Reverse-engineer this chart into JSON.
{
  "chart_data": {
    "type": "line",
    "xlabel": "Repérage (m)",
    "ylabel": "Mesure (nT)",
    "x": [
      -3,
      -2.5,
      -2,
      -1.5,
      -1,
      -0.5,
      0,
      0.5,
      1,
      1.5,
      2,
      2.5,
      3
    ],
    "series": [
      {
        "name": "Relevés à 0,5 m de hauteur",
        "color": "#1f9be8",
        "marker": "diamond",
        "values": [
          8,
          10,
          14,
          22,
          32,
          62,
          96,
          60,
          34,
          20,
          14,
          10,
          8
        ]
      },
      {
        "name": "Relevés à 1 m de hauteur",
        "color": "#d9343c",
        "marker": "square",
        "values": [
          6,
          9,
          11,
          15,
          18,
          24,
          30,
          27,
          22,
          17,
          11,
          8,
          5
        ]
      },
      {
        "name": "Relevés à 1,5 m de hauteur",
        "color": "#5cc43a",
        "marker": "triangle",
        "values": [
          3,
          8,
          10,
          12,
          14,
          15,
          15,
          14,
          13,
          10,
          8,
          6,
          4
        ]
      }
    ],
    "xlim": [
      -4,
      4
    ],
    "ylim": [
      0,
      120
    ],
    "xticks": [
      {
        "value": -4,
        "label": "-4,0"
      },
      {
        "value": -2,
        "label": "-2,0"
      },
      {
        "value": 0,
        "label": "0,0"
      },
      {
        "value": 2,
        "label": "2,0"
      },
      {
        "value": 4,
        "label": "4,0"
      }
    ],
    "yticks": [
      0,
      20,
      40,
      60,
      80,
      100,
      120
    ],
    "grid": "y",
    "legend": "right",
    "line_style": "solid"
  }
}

---*---

WHAT YOU HAVE TO DO: Copy out the data shown above without altering anything.

RESPONSE TO THE EXERCISE:
Reverse-engineer this chart into JSON.
{
  "chart_data": {
    "type": "line",
    "xlabel": "Repérage (m)",
    "ylabel": "Mesure (nT)",
    "x": [
      -3,
      -2.5,
      -2,
      -1.5,
      -1,
      -0.5,
      0,
      0.5,
      1,
      1.5,
      2,
      2.5,
      3
    ],
    "series": [
      {
        "name": "Relevés à 0,5 m de hauteur",
        "color": "#1f9be8",
        "marker": "diamond",
        "values": [
          8,
          10,
          14,
          22,
          32,
          62,
          96,
          60,
          34,
          20,
          14,
          10,
          8
        ]
      },
      {
        "name": "Relevés à 1 m de hauteur",
        "color": "#d9343c",
        "marker": "square",
        "values": [
          6,
          9,
          11,
          15,
          18,
          24,
          30,
          27,
          22,
          17,
          11,
          8,
          5
        ]
      },
      {
        "name": "Relevés à 1,5 m de hauteur",
        "color": "#5cc43a",
        "marker": "triangle",
        "values": [
          3,
          8,
          10,
          12,
          14,
          15,
          15,
          14,
          13,
          10,
          8,
          6,
          4
        ]
      }
    ],
    "xlim": [
      -4,
      4
    ],
    "ylim": [
      0,
      120
    ],
    "xticks": [
      {
        "value": -4,
        "label": "-4,0"
      },
      {
        "value": -2,
        "label": "-2,0"
      },
      {
        "value": 0,
        "label": "0,0"
      },
      {
        "value": 2,
        "label": "2,0"
      },
      {
        "value": 4,
        "label": "4,0"
      }
    ],
    "yticks": [
      0,
      20,
      40,
      60,
      80,
      100,
      120
    ],
    "grid": "y",
    "legend": "right",
    "line_style": "solid"
  }
}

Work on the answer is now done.